#### Task input

[BEGIN]

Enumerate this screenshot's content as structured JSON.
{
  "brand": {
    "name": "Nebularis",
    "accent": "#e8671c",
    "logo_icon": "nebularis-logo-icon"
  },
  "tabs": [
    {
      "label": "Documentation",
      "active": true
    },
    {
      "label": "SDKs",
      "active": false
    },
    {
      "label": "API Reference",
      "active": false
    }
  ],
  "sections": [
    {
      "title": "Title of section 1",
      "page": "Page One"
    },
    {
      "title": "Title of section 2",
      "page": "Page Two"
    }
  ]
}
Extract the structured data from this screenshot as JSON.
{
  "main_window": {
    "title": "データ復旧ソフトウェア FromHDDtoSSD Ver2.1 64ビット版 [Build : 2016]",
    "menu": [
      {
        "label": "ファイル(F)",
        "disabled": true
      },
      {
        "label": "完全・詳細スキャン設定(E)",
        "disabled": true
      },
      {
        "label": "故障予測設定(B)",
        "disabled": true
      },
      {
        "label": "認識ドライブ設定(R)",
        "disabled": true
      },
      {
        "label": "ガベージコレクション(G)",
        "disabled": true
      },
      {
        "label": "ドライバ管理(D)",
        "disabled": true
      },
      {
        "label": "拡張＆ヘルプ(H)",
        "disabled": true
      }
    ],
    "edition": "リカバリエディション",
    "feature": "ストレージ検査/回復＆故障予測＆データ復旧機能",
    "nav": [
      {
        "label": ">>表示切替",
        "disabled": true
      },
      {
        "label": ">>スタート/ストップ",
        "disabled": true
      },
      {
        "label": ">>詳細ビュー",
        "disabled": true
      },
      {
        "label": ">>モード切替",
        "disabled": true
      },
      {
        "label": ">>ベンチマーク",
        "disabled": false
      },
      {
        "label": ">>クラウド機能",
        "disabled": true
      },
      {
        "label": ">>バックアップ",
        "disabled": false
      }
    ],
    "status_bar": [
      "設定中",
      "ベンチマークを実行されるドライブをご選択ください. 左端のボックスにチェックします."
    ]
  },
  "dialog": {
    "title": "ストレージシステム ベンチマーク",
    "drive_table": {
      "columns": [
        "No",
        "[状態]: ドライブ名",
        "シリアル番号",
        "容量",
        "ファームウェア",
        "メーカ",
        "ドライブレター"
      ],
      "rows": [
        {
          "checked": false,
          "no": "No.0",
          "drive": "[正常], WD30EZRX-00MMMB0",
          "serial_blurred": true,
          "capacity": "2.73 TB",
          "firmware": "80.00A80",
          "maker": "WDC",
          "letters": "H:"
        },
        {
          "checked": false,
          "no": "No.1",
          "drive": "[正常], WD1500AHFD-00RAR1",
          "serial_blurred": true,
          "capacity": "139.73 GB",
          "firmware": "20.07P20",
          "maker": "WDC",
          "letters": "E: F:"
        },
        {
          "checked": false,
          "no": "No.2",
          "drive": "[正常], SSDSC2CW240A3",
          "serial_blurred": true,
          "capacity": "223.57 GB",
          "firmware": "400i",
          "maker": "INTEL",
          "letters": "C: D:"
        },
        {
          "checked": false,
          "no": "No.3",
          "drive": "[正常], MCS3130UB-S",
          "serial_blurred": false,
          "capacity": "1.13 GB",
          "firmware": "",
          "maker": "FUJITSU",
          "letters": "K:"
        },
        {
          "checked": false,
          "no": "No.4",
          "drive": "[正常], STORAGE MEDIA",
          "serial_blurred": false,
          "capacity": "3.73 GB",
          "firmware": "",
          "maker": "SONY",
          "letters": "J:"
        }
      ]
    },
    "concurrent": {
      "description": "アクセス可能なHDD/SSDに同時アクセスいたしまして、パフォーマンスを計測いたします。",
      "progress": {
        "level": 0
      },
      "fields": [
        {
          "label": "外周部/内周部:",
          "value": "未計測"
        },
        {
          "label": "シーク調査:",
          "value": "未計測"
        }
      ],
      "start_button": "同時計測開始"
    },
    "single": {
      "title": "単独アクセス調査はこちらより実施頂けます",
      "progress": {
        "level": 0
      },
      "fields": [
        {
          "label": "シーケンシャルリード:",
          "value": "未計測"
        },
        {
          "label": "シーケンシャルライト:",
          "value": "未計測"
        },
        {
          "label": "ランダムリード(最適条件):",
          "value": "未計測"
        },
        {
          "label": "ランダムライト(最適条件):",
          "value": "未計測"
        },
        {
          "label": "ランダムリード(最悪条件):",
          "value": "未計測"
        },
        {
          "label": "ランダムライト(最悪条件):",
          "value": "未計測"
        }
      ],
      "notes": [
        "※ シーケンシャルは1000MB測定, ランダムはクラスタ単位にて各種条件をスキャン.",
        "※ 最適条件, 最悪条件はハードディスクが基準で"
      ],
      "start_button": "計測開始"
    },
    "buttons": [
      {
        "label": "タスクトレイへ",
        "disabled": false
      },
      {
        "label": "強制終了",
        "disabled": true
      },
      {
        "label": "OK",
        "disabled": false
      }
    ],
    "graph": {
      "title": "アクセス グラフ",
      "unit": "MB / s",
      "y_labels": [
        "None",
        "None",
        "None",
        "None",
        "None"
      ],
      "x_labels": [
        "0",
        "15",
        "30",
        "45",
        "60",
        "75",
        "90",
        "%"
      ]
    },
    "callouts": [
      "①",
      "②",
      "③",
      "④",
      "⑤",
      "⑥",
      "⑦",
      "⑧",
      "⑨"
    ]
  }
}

[END]

#### Stated task
Gather each line from the entries above that includes the word "letters".

#### Exercise answer
          "letters": "H:"
          "letters": "E: F:"
          "letters": "C: D:"
          "letters": "K:"
          "letters": "J:"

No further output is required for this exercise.